Extract each line containing the string "just".

━━━━━ RECORDS SUPPLIED ━━━━━

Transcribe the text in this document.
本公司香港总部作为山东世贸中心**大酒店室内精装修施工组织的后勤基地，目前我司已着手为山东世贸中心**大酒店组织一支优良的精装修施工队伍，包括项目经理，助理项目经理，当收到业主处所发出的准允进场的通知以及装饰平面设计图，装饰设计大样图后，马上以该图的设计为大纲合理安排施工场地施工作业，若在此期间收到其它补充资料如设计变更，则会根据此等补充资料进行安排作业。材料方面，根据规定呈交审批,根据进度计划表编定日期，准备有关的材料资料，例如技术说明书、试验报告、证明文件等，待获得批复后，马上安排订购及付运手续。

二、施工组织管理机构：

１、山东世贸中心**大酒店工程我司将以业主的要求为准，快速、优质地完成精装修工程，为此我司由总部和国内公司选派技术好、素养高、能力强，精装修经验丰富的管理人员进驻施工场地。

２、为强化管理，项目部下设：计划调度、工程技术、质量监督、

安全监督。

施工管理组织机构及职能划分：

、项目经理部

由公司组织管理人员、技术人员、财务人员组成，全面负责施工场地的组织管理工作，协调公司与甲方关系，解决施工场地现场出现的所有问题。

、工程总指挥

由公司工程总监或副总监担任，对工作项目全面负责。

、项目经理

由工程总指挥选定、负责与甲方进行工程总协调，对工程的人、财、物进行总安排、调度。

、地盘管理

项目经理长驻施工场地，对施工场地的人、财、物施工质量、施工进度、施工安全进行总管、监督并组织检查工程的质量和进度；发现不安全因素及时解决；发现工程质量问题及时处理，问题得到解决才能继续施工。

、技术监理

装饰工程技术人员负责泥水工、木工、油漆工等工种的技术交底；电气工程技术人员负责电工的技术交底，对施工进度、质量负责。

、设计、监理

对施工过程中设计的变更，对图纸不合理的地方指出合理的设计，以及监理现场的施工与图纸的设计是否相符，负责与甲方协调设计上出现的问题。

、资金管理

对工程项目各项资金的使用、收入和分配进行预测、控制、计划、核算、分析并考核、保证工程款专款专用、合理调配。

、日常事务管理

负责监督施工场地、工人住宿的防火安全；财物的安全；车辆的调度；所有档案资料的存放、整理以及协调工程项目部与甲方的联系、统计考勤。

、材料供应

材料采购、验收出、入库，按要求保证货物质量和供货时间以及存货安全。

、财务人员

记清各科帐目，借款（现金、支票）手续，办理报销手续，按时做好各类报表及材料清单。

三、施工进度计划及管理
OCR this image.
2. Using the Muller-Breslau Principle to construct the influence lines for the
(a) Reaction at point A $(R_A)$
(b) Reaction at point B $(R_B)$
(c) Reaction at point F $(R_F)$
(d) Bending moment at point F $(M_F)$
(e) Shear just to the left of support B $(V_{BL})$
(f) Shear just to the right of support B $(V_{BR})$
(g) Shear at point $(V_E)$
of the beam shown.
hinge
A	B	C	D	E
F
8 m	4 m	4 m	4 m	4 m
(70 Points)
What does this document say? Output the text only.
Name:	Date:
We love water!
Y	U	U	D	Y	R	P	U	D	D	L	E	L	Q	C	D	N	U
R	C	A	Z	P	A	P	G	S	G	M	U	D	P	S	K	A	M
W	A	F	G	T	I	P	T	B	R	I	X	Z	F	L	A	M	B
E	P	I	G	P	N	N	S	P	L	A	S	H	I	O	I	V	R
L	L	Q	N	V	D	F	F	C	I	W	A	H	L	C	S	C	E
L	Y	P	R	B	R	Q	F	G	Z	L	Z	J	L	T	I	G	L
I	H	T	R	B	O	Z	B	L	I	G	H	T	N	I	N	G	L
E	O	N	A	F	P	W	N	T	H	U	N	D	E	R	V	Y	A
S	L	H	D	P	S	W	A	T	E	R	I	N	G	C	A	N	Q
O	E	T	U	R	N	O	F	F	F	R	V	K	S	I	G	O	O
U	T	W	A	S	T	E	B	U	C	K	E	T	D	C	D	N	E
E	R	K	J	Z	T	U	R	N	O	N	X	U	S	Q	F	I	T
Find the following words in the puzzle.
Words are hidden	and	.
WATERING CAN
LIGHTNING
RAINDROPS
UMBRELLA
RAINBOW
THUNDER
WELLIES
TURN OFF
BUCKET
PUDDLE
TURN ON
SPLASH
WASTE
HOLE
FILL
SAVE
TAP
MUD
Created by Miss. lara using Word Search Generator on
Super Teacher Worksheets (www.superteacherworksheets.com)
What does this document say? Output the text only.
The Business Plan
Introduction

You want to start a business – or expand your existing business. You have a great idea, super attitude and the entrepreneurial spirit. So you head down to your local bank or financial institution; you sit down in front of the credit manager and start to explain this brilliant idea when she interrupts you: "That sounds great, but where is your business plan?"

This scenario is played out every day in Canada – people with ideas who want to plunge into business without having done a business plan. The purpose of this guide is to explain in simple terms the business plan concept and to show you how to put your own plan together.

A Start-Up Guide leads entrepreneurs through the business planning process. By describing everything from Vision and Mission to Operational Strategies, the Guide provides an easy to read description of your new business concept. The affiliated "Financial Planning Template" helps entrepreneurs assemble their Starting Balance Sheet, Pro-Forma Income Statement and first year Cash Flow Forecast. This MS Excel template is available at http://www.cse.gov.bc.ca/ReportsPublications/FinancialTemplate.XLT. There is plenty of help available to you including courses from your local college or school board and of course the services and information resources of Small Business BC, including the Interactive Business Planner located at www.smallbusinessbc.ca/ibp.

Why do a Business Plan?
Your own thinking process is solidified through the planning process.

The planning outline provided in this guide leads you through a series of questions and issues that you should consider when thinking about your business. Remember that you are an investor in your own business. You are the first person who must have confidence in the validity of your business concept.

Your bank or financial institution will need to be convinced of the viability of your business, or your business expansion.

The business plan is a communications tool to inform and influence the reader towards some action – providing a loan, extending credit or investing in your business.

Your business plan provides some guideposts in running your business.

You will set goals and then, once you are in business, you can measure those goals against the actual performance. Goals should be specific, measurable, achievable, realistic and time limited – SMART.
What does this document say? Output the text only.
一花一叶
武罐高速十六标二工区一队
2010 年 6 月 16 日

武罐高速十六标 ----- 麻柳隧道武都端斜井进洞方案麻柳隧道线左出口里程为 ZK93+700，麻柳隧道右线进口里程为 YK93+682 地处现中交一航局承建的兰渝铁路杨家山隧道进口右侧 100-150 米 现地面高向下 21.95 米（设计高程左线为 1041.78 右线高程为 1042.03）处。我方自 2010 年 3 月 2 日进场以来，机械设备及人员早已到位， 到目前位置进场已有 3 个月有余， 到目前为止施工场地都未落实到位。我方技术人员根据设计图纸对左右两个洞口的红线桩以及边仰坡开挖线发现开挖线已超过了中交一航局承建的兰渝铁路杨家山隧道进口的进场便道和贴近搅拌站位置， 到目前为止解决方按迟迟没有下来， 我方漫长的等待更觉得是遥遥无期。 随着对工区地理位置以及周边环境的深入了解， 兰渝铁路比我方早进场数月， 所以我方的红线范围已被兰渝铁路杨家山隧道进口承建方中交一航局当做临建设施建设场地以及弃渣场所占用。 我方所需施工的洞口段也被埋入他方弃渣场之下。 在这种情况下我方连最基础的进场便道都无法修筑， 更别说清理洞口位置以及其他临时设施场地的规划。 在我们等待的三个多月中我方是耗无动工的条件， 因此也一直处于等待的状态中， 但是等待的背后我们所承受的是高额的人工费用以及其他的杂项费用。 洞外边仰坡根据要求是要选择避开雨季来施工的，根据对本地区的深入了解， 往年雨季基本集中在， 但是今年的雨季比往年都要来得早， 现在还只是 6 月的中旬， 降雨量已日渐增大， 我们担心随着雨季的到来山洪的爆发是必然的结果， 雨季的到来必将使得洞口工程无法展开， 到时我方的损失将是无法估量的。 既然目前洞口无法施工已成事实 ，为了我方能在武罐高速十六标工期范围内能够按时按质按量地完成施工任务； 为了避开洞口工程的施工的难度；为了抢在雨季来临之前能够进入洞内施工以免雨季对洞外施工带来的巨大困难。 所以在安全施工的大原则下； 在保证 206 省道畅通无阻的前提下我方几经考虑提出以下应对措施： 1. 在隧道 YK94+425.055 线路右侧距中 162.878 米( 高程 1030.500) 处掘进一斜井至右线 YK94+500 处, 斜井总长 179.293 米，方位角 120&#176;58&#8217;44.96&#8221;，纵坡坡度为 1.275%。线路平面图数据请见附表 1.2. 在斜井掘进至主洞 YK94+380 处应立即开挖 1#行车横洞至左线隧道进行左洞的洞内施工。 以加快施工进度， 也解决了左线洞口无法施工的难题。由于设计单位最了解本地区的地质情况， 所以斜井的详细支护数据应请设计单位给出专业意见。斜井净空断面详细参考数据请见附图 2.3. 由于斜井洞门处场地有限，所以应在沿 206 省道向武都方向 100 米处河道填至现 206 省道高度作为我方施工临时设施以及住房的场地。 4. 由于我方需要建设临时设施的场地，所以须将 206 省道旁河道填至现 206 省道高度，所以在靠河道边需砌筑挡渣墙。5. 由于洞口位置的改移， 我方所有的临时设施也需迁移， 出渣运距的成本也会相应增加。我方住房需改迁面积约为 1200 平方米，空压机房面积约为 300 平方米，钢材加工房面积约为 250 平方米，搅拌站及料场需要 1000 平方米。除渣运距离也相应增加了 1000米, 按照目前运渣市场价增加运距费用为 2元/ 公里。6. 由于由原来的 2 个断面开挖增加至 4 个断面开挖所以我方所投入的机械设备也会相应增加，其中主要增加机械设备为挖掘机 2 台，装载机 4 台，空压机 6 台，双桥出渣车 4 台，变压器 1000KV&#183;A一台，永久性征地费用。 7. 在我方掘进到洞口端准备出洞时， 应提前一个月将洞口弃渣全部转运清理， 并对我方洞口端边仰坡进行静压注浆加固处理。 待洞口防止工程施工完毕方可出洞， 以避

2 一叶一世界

━━━━━

OUTPUT -
(e) Shear just to the left of support B $(V_{BL})$
(f) Shear just to the right of support B $(V_{BR})$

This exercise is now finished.